== TASK INSTRUCTIONS ==
Extract each record and reproduce it exactly.

== RECORD LIST ==
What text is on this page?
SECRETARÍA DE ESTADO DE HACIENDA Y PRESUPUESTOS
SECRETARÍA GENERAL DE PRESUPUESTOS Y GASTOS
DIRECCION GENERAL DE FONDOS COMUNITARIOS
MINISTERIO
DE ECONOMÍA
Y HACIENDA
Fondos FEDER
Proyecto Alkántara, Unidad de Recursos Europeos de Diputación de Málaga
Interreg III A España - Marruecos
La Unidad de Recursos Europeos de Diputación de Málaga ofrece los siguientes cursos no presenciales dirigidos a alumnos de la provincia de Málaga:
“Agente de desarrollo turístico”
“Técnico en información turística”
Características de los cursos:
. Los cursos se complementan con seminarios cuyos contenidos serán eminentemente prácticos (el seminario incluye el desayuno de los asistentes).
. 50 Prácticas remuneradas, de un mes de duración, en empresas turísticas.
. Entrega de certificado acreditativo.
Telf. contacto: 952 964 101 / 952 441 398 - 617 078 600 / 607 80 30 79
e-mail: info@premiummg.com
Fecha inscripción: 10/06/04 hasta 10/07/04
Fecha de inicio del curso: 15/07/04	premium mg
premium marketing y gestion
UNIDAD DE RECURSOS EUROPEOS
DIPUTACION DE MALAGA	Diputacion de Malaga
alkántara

== WRITTEN RESPONSE ==
What text is on this page?
SECRETARÍA DE ESTADO DE HACIENDA Y PRESUPUESTOS
SECRETARÍA GENERAL DE PRESUPUESTOS Y GASTOS
DIRECCION GENERAL DE FONDOS COMUNITARIOS
MINISTERIO
DE ECONOMÍA
Y HACIENDA
Fondos FEDER
Proyecto Alkántara, Unidad de Recursos Europeos de Diputación de Málaga
Interreg III A España - Marruecos
La Unidad de Recursos Europeos de Diputación de Málaga ofrece los siguientes cursos no presenciales dirigidos a alumnos de la provincia de Málaga:
“Agente de desarrollo turístico”
“Técnico en información turística”
Características de los cursos:
. Los cursos se complementan con seminarios cuyos contenidos serán eminentemente prácticos (el seminario incluye el desayuno de los asistentes).
. 50 Prácticas remuneradas, de un mes de duración, en empresas turísticas.
. Entrega de certificado acreditativo.
Telf. contacto: 952 964 101 / 952 441 398 - 617 078 600 / 607 80 30 79
e-mail: info@premiummg.com
Fecha inscripción: 10/06/04 hasta 10/07/04
Fecha de inicio del curso: 15/07/04	premium mg
premium marketing y gestion
UNIDAD DE RECURSOS EUROPEOS
DIPUTACION DE MALAGA	Diputacion de Malaga
alkántara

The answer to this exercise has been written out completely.